**SUPPLIED INFORMATION**
::::::
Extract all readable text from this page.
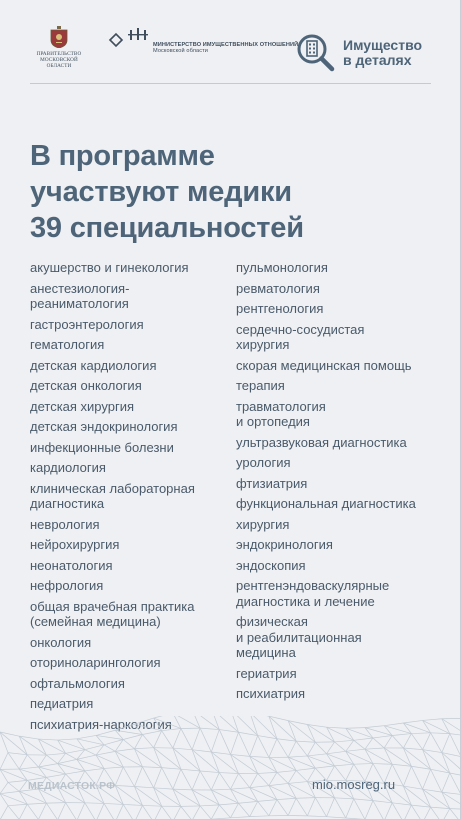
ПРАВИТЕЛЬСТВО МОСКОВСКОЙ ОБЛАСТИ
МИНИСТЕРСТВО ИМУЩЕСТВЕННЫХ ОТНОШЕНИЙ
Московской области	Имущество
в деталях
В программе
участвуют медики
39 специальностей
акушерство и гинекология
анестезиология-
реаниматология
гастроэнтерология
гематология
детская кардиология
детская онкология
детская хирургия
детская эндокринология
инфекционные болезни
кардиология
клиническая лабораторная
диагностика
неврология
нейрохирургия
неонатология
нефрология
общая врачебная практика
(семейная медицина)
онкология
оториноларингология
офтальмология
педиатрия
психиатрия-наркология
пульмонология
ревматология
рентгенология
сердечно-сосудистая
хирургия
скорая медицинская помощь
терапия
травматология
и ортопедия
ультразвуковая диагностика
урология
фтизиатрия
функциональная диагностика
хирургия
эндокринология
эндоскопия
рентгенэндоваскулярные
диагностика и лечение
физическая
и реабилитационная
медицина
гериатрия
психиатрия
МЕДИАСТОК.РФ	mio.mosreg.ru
::::::
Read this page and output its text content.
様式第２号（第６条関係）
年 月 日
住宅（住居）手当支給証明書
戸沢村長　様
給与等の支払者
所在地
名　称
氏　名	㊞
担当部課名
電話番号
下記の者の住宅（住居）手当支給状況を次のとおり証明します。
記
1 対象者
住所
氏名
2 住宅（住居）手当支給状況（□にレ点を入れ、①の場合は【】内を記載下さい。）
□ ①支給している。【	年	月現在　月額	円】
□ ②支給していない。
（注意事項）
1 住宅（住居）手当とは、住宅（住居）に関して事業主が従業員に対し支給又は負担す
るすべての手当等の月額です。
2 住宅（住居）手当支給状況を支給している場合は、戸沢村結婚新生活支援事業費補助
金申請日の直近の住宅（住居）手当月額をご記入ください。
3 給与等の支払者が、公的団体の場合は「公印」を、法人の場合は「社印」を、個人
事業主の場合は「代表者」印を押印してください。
::::::
**TASK DESCRIPTION**
From the entries above, copy every line containing the word "детская".

**WRITTEN ANSWER**
детская кардиология
детская онкология
детская хирургия
детская эндокринология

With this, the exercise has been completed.